[START Data]
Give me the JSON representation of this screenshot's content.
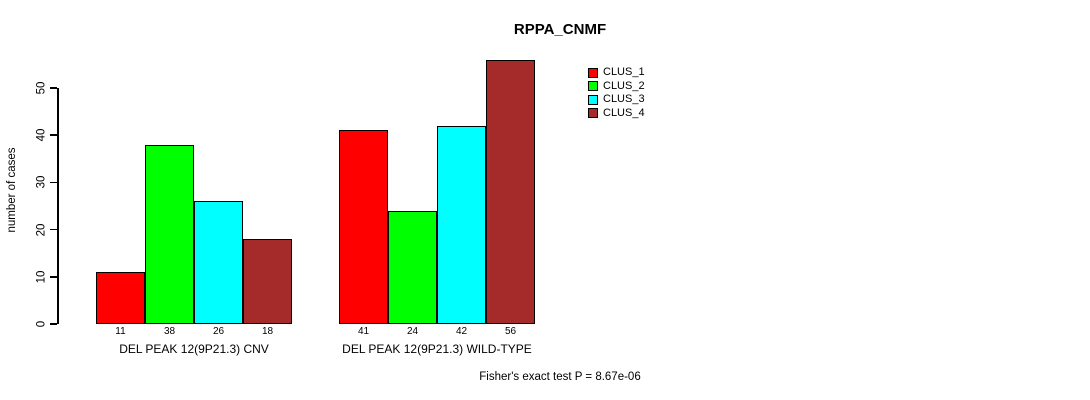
{
  "chart_data": {
    "type": "bar",
    "title": "RPPA_CNMF",
    "ylabel": "number of cases",
    "xlabel": "",
    "ylim": [
      0,
      56
    ],
    "yticks": [
      0,
      10,
      20,
      30,
      40,
      50
    ],
    "grid": false,
    "legend_position": "upper-right",
    "bar_value_labels_shown": true,
    "categories": [
      "DEL PEAK 12(9P21.3) CNV",
      "DEL PEAK 12(9P21.3) WILD-TYPE"
    ],
    "series": [
      {
        "name": "CLUS_1",
        "color": "#FF0000",
        "values": [
          11,
          41
        ]
      },
      {
        "name": "CLUS_2",
        "color": "#00FF00",
        "values": [
          38,
          24
        ]
      },
      {
        "name": "CLUS_3",
        "color": "#00FFFF",
        "values": [
          26,
          42
        ]
      },
      {
        "name": "CLUS_4",
        "color": "#A52A2A",
        "values": [
          18,
          56
        ]
      }
    ],
    "annotation": "Fisher's exact test P = 8.67e-06"
  }
}
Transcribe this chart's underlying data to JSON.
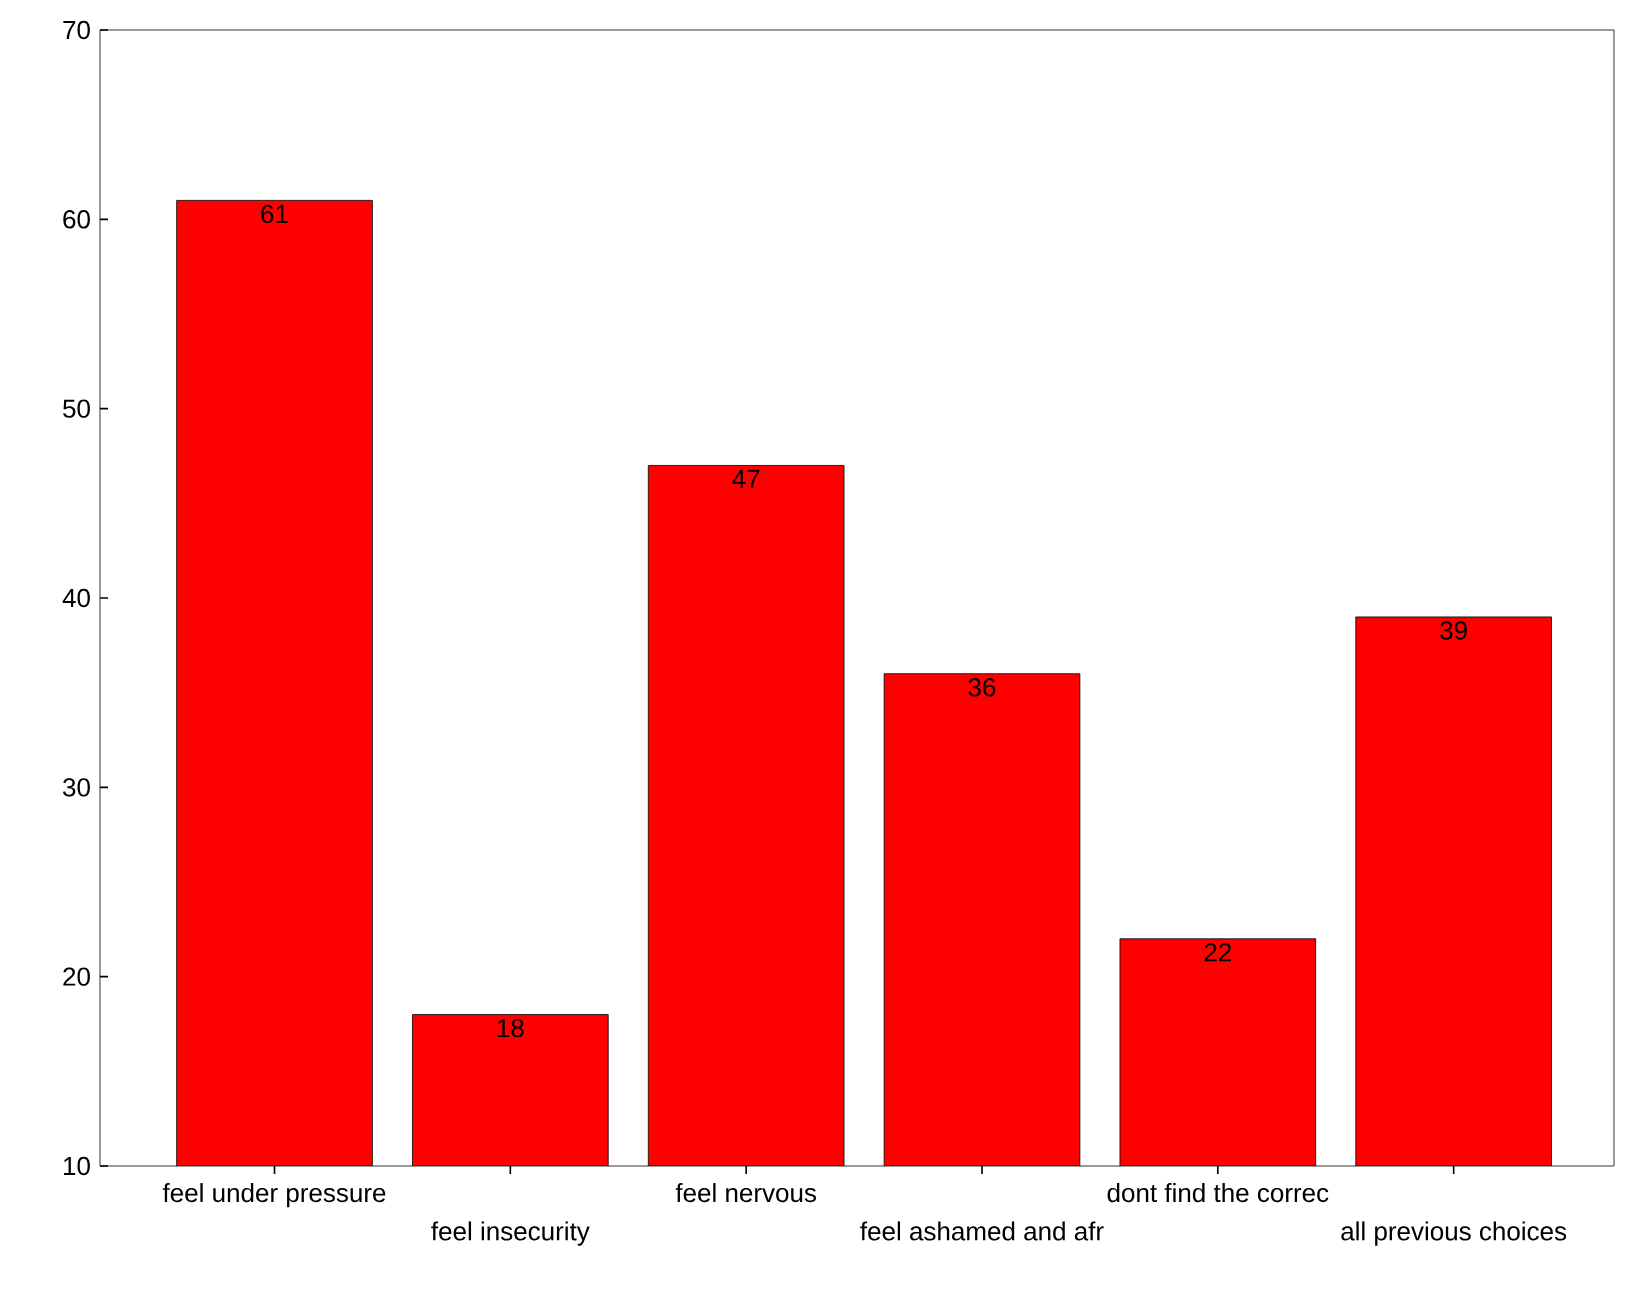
[END Data]
• **Task description**
Copy the records above exactly, omitting every picture.

• **Reply to the exercise**
Give me the JSON representation of this screenshot's content.
{
  "chart_data": {
    "type": "bar",
    "title": "RPPA_CNMF",
    "ylabel": "number of cases",
    "xlabel": "",
    "ylim": [
      0,
      56
    ],
    "yticks": [
      0,
      10,
      20,
      30,
      40,
      50
    ],
    "grid": false,
    "legend_position": "upper-right",
    "bar_value_labels_shown": true,
    "categories": [
      "DEL PEAK 12(9P21.3) CNV",
      "DEL PEAK 12(9P21.3) WILD-TYPE"
    ],
    "series": [
      {
        "name": "CLUS_1",
        "color": "#FF0000",
        "values": [
          11,
          41
        ]
      },
      {
        "name": "CLUS_2",
        "color": "#00FF00",
        "values": [
          38,
          24
        ]
      },
      {
        "name": "CLUS_3",
        "color": "#00FFFF",
        "values": [
          26,
          42
        ]
      },
      {
        "name": "CLUS_4",
        "color": "#A52A2A",
        "values": [
          18,
          56
        ]
      }
    ],
    "annotation": "Fisher's exact test P = 8.67e-06"
  }
}
Transcribe this chart's underlying data to JSON.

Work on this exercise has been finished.